- [SET TASK] Extract all lines containing "dash".

--- begin DATA EXCERPTS ---

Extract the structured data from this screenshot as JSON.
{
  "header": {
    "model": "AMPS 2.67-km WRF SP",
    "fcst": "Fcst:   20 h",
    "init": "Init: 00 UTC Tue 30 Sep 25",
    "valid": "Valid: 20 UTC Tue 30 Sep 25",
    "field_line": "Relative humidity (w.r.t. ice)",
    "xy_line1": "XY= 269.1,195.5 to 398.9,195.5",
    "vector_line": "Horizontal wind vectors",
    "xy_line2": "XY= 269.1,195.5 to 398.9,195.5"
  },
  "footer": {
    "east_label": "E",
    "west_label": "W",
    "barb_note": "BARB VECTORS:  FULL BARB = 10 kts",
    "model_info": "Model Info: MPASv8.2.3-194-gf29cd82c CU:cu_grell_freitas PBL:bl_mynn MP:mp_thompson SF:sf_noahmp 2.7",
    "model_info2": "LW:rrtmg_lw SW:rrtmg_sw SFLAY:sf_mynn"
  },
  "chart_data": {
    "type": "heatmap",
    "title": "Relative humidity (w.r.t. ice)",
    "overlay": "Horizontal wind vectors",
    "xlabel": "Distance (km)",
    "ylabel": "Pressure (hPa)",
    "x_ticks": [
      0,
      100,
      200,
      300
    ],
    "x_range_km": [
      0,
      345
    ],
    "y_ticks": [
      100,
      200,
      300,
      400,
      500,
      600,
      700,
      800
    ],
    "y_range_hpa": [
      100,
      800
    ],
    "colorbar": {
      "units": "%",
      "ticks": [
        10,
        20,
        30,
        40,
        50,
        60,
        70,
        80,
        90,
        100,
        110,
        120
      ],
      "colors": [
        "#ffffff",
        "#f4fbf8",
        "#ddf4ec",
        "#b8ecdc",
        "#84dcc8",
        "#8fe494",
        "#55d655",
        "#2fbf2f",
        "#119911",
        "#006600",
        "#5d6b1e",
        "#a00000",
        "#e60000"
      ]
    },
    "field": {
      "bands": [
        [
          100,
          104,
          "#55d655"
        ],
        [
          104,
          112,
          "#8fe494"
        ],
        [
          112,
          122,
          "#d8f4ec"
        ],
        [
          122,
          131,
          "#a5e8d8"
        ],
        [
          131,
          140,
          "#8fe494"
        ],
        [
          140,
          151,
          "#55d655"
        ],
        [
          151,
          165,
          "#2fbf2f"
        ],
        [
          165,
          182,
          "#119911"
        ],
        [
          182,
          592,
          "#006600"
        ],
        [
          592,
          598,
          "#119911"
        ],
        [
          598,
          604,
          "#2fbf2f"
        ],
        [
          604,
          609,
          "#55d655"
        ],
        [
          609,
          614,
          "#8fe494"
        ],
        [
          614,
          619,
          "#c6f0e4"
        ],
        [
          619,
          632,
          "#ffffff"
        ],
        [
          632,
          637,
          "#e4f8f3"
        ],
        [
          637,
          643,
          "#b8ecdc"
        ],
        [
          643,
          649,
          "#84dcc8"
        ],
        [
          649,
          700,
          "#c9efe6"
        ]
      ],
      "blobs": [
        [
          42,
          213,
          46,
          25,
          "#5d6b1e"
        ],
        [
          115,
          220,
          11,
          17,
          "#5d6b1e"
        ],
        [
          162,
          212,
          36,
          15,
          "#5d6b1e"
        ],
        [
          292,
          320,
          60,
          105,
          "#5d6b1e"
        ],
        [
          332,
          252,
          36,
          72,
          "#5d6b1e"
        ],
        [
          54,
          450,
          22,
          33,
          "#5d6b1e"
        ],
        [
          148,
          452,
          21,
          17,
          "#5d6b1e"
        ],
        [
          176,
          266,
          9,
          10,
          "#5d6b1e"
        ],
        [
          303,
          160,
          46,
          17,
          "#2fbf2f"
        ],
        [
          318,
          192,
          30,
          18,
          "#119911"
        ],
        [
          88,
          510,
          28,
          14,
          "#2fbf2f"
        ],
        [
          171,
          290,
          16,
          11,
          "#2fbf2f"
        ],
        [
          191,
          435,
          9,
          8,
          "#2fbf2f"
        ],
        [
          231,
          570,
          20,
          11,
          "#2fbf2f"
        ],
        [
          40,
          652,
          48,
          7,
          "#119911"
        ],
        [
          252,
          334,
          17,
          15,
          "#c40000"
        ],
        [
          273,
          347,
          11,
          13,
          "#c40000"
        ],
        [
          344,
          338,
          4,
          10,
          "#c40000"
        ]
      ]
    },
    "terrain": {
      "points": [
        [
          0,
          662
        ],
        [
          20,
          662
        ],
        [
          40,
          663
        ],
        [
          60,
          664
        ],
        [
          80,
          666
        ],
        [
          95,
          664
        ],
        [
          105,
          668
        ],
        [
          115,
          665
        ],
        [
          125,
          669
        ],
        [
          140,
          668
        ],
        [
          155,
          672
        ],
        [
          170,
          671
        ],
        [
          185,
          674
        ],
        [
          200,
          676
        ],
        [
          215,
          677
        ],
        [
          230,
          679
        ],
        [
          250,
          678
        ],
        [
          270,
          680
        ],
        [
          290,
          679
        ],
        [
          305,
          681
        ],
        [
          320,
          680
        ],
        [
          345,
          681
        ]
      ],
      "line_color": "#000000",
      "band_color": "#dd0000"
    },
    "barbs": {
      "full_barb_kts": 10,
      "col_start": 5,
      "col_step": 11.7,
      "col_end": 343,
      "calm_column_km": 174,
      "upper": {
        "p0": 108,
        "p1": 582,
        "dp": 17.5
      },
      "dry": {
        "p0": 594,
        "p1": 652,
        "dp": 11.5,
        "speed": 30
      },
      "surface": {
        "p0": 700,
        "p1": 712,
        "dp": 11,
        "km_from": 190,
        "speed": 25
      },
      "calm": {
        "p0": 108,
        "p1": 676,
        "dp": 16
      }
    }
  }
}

--- end DATA EXCERPTS ---
--- begin DATA EXCERPTS ---

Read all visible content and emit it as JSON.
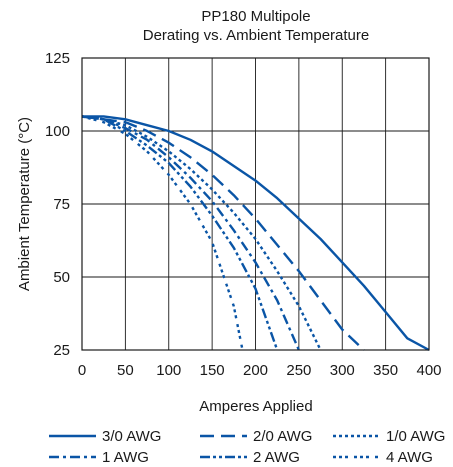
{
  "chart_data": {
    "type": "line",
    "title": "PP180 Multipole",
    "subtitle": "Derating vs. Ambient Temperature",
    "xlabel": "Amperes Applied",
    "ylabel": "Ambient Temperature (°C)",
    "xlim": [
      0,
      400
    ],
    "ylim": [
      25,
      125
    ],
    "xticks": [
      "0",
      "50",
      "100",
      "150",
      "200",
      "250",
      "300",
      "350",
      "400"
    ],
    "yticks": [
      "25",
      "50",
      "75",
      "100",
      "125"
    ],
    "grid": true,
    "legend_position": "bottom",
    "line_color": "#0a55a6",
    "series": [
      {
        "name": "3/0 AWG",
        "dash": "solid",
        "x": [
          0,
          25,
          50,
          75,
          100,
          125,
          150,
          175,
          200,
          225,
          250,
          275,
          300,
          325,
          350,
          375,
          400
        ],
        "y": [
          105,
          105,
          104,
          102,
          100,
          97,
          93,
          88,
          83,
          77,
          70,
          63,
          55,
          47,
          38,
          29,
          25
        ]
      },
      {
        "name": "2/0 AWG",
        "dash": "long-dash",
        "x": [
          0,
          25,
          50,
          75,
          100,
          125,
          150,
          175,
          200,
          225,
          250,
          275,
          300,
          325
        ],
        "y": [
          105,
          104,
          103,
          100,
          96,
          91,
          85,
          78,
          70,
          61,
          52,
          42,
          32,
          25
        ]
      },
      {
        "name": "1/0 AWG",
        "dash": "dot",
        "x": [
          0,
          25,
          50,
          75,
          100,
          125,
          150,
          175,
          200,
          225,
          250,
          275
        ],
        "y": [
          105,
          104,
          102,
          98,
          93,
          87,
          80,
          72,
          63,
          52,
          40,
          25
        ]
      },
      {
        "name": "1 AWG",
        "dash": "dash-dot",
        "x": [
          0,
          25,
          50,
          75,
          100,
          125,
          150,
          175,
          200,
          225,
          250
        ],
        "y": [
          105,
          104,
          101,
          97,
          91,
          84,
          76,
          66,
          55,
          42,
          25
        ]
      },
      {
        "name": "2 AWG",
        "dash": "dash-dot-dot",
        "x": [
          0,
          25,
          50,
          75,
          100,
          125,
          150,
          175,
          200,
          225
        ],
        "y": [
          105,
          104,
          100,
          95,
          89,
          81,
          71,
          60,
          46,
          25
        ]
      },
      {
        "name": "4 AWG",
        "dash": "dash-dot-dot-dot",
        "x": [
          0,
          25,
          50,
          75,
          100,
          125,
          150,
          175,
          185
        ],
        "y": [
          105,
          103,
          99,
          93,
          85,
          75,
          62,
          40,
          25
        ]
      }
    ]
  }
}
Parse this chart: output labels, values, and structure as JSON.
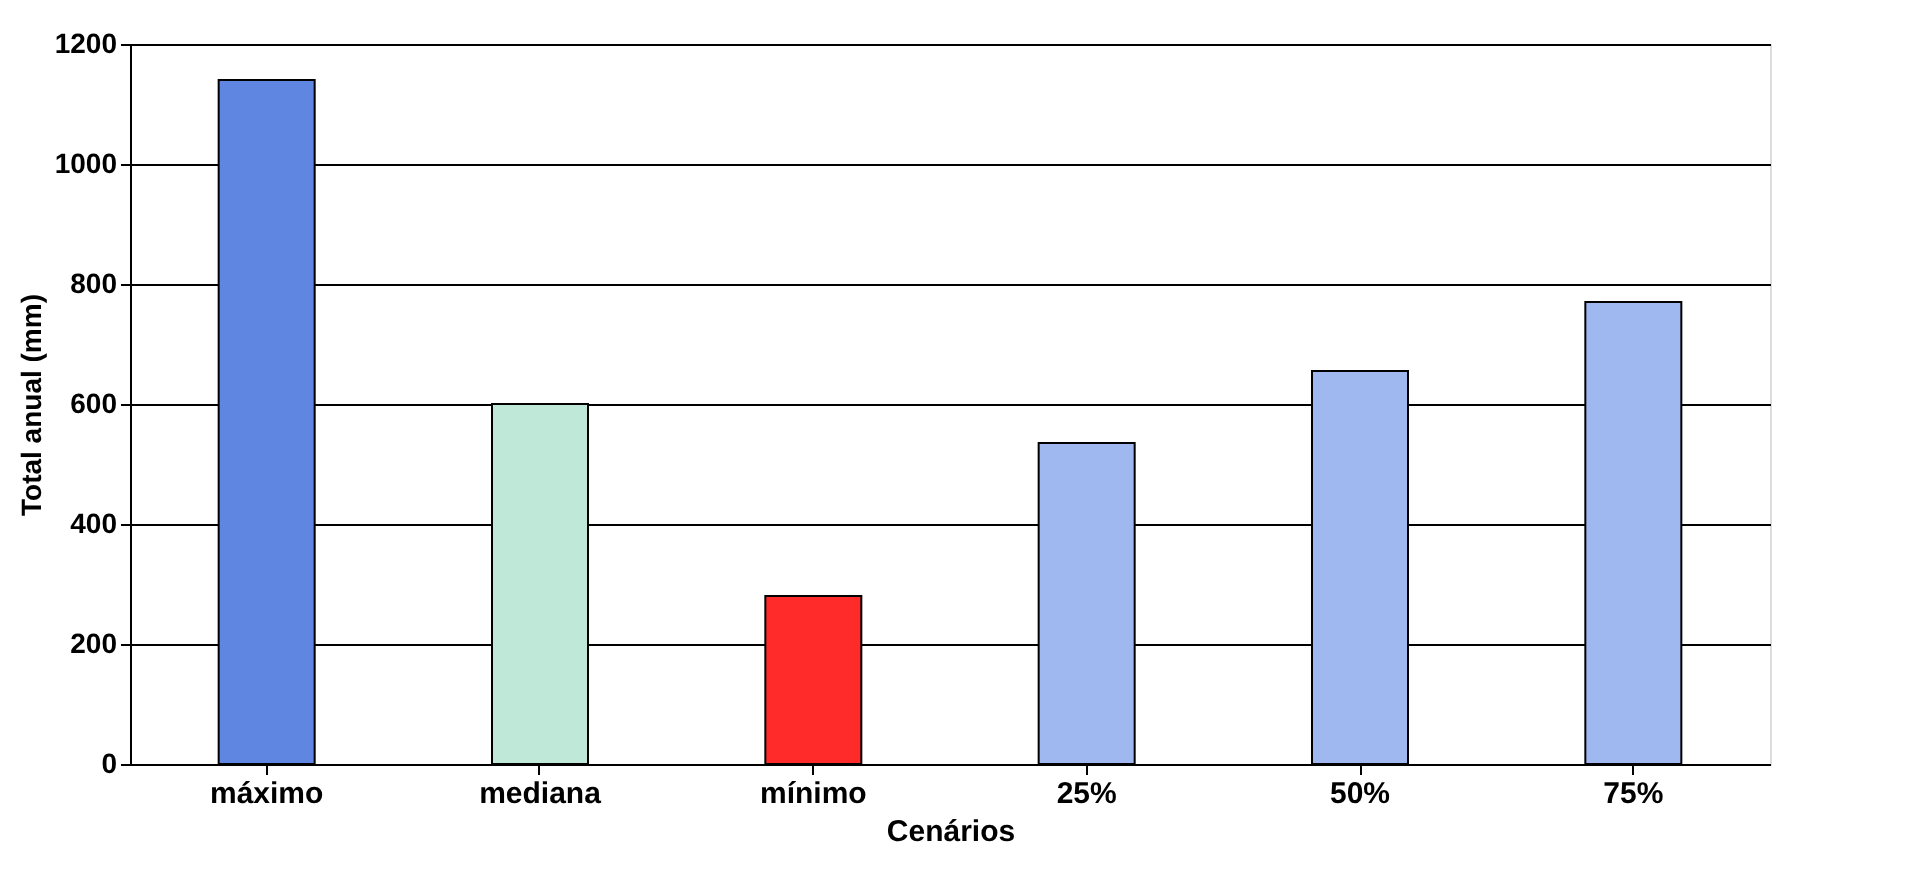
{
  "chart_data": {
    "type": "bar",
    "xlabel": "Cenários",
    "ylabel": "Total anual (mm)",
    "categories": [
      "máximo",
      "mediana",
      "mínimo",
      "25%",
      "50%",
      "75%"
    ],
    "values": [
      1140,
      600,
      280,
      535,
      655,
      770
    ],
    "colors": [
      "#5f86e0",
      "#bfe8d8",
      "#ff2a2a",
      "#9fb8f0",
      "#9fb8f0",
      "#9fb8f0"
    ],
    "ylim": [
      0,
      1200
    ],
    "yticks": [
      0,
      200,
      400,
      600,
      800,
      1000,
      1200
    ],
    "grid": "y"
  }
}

--- end DATA EXCERPTS ---
--- begin DATA EXCERPTS ---

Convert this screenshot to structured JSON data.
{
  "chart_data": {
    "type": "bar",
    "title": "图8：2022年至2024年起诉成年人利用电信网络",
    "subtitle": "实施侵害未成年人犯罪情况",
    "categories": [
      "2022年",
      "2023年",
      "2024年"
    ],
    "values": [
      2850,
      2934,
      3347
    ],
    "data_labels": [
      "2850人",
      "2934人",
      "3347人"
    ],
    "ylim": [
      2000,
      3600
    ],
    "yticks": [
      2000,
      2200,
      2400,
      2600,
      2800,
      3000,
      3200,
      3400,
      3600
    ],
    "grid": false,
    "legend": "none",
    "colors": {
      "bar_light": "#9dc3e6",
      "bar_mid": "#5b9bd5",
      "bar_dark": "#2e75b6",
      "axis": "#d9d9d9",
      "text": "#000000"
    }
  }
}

--- end DATA EXCERPTS ---

- [CORRECT RESPONSE]
        "dash": "solid",
        "dash": "long-dash",
        "dash": "dot",
        "dash": "dash-dot",
        "dash": "dash-dot-dot",
        "dash": "dash-dot-dot-dot",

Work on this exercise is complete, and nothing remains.